→ **Records shown**:
* * * *
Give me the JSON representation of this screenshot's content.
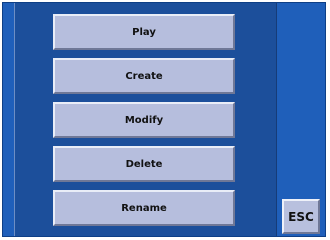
{
  "menu": {
    "play_label": "Play",
    "create_label": "Create",
    "modify_label": "Modify",
    "delete_label": "Delete",
    "rename_label": "Rename"
  },
  "esc_label": "ESC",
  "colors": {
    "background": "#1f5fba",
    "panel": "#1c4f9b",
    "button_face": "#b6bedd",
    "button_highlight": "#e9edf7",
    "button_shadow": "#6f7897",
    "text": "#111111"
  }
}
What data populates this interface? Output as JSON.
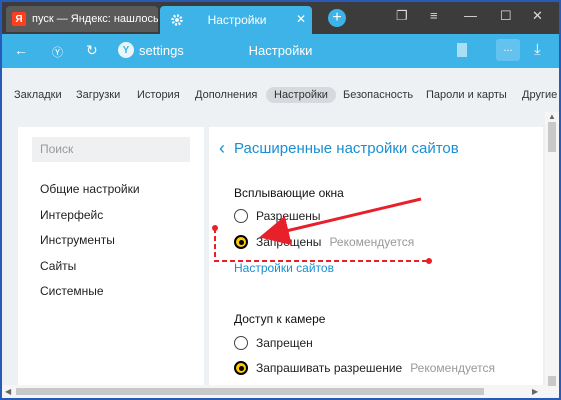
{
  "tabs": [
    {
      "title": "пуск — Яндекс: нашлось",
      "icon": "yandex-logo"
    },
    {
      "title": "Настройки",
      "icon": "gear-icon"
    }
  ],
  "window_controls": [
    "restore",
    "minimize",
    "maximize",
    "close"
  ],
  "addressbar": {
    "shield_glyph": "Y",
    "url": "settings",
    "title": "Настройки",
    "menu_glyph": "..."
  },
  "nav": {
    "items": [
      "Закладки",
      "Загрузки",
      "История",
      "Дополнения",
      "Настройки",
      "Безопасность",
      "Пароли и карты",
      "Другие"
    ],
    "active": "Настройки"
  },
  "sidebar": {
    "search_placeholder": "Поиск",
    "items": [
      "Общие настройки",
      "Интерфейс",
      "Инструменты",
      "Сайты",
      "Системные"
    ]
  },
  "main": {
    "title": "Расширенные настройки сайтов",
    "popups": {
      "title": "Всплывающие окна",
      "options": [
        {
          "label": "Разрешены",
          "checked": false,
          "note": ""
        },
        {
          "label": "Запрещены",
          "checked": true,
          "note": "Рекомендуется"
        }
      ],
      "link": "Настройки сайтов"
    },
    "camera": {
      "title": "Доступ к камере",
      "options": [
        {
          "label": "Запрещен",
          "checked": false,
          "note": ""
        },
        {
          "label": "Запрашивать разрешение",
          "checked": true,
          "note": "Рекомендуется"
        }
      ]
    }
  },
  "annotation_color": "#e8202a",
  "accent_color": "#3db3e8"
}
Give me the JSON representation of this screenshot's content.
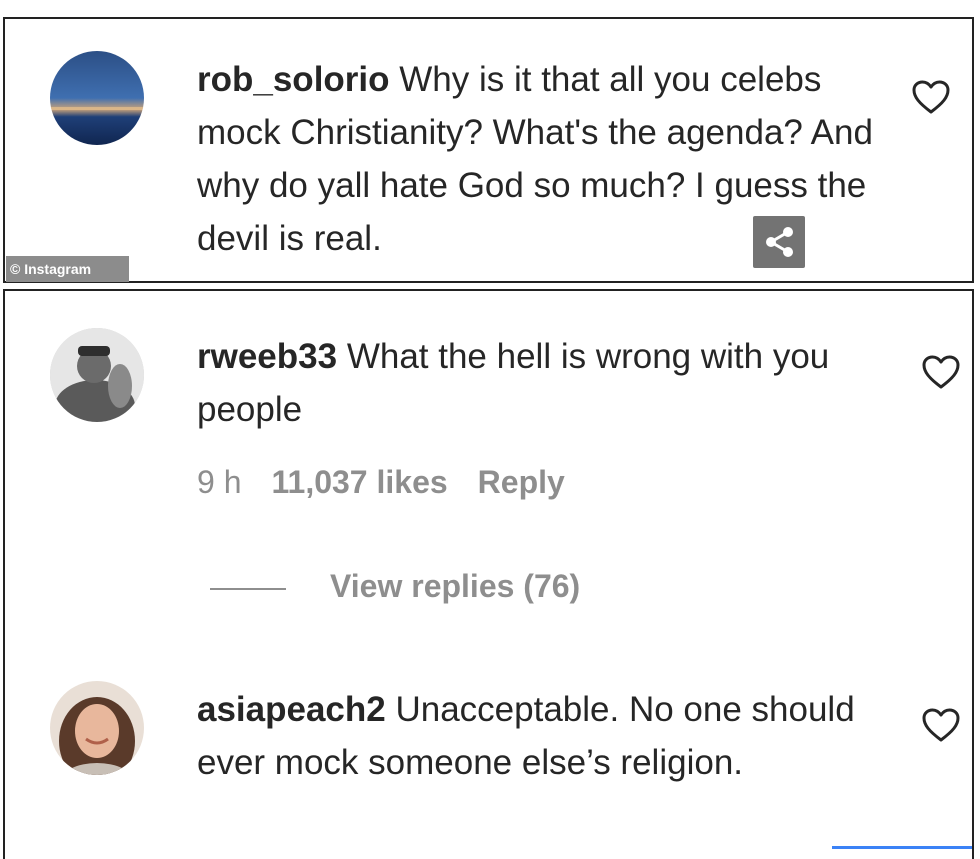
{
  "watermark": "© Instagram",
  "comments": [
    {
      "username": "rob_solorio",
      "text": " Why is it that all you celebs mock Christianity? What's the agenda? And why do yall hate God so much? I guess the devil is real."
    },
    {
      "username": "rweeb33",
      "text": " What the hell is wrong with you people",
      "time": "9 h",
      "likes": "11,037 likes",
      "reply": "Reply",
      "view_replies": "View replies (76)"
    },
    {
      "username": "asiapeach2",
      "text": " Unacceptable. No one should ever mock someone else’s religion."
    }
  ],
  "icons": {
    "like": "heart-outline-icon",
    "share": "share-icon"
  },
  "colors": {
    "text": "#262626",
    "muted": "#8e8e8e",
    "border": "#222222"
  }
}
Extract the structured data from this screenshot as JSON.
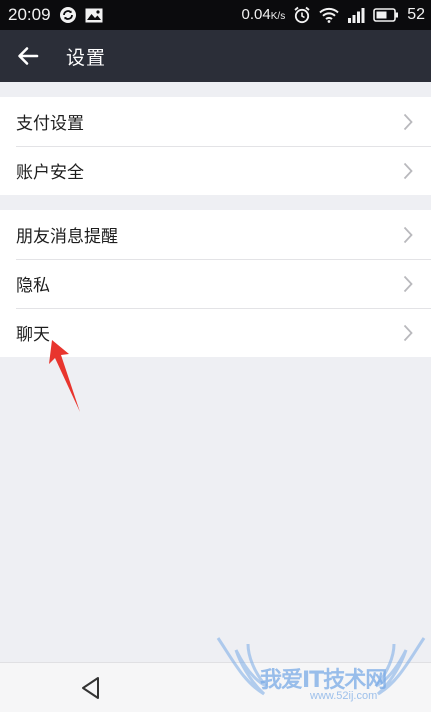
{
  "status_bar": {
    "time": "20:09",
    "net_speed": "0.04",
    "net_unit": "K/s",
    "battery": "52"
  },
  "header": {
    "title": "设置"
  },
  "groups": [
    {
      "items": [
        {
          "label": "支付设置"
        },
        {
          "label": "账户安全"
        }
      ]
    },
    {
      "items": [
        {
          "label": "朋友消息提醒"
        },
        {
          "label": "隐私"
        },
        {
          "label": "聊天"
        }
      ]
    }
  ],
  "watermark": {
    "text": "我爱IT技术网",
    "url": "www.52ij.com"
  },
  "colors": {
    "status_bar_bg": "#0b0b0d",
    "title_bar_bg": "#2b2e38",
    "page_bg": "#eeeff3",
    "annotation_arrow": "#e8352e"
  }
}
* * * *
→ **What the exercise asks**: Find the word "JSON" in the data and show each line that holds it.

→ **Solved exercise**:
Give me the JSON representation of this screenshot's content.
What data populates this interface? Output as JSON.
Give me the JSON representation of this screenshot's content.
Extract the structured data from this screenshot as JSON.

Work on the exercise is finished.